Requirements: Copy out every line of the data exactly.

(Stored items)
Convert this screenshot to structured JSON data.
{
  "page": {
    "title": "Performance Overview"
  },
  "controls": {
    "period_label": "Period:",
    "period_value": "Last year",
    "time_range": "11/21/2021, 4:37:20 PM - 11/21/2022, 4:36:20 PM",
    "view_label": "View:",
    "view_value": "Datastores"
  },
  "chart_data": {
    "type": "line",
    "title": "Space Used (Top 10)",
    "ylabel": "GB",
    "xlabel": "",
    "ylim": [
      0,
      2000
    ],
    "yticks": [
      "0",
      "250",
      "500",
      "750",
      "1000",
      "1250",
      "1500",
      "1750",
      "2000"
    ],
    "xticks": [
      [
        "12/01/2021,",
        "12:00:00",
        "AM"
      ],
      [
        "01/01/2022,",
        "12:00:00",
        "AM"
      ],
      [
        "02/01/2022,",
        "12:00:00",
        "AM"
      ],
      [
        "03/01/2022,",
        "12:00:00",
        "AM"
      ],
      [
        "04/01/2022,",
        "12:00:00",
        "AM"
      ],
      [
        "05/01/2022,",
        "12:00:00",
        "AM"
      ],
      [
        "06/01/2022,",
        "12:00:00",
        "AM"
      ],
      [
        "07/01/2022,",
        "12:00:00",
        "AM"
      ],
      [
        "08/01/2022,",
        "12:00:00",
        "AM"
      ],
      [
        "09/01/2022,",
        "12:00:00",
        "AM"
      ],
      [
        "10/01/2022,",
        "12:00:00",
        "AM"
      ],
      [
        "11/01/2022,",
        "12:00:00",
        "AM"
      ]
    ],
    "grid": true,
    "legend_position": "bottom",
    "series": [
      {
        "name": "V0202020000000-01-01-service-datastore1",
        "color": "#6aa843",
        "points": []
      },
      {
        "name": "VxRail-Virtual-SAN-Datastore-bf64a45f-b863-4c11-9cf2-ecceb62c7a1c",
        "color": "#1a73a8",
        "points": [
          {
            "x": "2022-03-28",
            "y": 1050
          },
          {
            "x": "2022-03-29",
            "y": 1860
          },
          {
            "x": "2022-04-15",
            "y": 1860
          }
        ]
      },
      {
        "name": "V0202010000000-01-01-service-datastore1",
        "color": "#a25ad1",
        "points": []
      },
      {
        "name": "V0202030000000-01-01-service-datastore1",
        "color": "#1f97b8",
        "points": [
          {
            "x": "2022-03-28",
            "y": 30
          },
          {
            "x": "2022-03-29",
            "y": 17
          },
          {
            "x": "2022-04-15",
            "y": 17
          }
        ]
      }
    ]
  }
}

Exercise answer:
Convert this screenshot to structured JSON data.
{
  "page": {
    "title": "Performance Overview"
  },
  "controls": {
    "period_label": "Period:",
    "period_value": "Last year",
    "time_range": "11/21/2021, 4:37:20 PM - 11/21/2022, 4:36:20 PM",
    "view_label": "View:",
    "view_value": "Datastores"
  },
  "chart_data": {
    "type": "line",
    "title": "Space Used (Top 10)",
    "ylabel": "GB",
    "xlabel": "",
    "ylim": [
      0,
      2000
    ],
    "yticks": [
      "0",
      "250",
      "500",
      "750",
      "1000",
      "1250",
      "1500",
      "1750",
      "2000"
    ],
    "xticks": [
      [
        "12/01/2021,",
        "12:00:00",
        "AM"
      ],
      [
        "01/01/2022,",
        "12:00:00",
        "AM"
      ],
      [
        "02/01/2022,",
        "12:00:00",
        "AM"
      ],
      [
        "03/01/2022,",
        "12:00:00",
        "AM"
      ],
      [
        "04/01/2022,",
        "12:00:00",
        "AM"
      ],
      [
        "05/01/2022,",
        "12:00:00",
        "AM"
      ],
      [
        "06/01/2022,",
        "12:00:00",
        "AM"
      ],
      [
        "07/01/2022,",
        "12:00:00",
        "AM"
      ],
      [
        "08/01/2022,",
        "12:00:00",
        "AM"
      ],
      [
        "09/01/2022,",
        "12:00:00",
        "AM"
      ],
      [
        "10/01/2022,",
        "12:00:00",
        "AM"
      ],
      [
        "11/01/2022,",
        "12:00:00",
        "AM"
      ]
    ],
    "grid": true,
    "legend_position": "bottom",
    "series": [
      {
        "name": "V0202020000000-01-01-service-datastore1",
        "color": "#6aa843",
        "points": []
      },
      {
        "name": "VxRail-Virtual-SAN-Datastore-bf64a45f-b863-4c11-9cf2-ecceb62c7a1c",
        "color": "#1a73a8",
        "points": [
          {
            "x": "2022-03-28",
            "y": 1050
          },
          {
            "x": "2022-03-29",
            "y": 1860
          },
          {
            "x": "2022-04-15",
            "y": 1860
          }
        ]
      },
      {
        "name": "V0202010000000-01-01-service-datastore1",
        "color": "#a25ad1",
        "points": []
      },
      {
        "name": "V0202030000000-01-01-service-datastore1",
        "color": "#1f97b8",
        "points": [
          {
            "x": "2022-03-28",
            "y": 30
          },
          {
            "x": "2022-03-29",
            "y": 17
          },
          {
            "x": "2022-04-15",
            "y": 17
          }
        ]
      }
    ]
  }
}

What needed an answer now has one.